Give, as a bare number, the count of lines that contain the word "настоящему".
=-=-=
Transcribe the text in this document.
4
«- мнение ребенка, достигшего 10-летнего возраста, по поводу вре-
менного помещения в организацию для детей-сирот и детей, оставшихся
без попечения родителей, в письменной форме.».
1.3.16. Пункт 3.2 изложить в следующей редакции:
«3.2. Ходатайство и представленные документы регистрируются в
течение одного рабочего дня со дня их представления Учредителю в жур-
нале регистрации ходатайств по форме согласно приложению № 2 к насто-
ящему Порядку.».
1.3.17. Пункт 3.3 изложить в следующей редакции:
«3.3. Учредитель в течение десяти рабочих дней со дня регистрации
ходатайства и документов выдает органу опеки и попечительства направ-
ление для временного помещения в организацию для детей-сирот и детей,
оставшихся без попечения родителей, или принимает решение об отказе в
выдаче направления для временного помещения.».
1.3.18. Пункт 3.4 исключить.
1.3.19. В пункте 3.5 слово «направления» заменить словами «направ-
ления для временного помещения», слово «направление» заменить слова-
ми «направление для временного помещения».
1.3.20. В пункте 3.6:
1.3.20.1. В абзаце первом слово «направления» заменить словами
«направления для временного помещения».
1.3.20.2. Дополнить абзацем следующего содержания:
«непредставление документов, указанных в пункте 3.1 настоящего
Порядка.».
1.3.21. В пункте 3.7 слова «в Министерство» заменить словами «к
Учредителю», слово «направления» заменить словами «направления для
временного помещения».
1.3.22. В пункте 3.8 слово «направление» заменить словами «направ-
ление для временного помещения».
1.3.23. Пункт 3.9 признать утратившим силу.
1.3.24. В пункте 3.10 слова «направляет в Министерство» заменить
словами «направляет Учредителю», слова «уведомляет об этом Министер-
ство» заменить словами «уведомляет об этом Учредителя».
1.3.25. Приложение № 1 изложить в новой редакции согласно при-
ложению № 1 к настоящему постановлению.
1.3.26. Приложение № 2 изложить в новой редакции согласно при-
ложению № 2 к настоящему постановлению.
=-=-=
THE OUTPUT »
2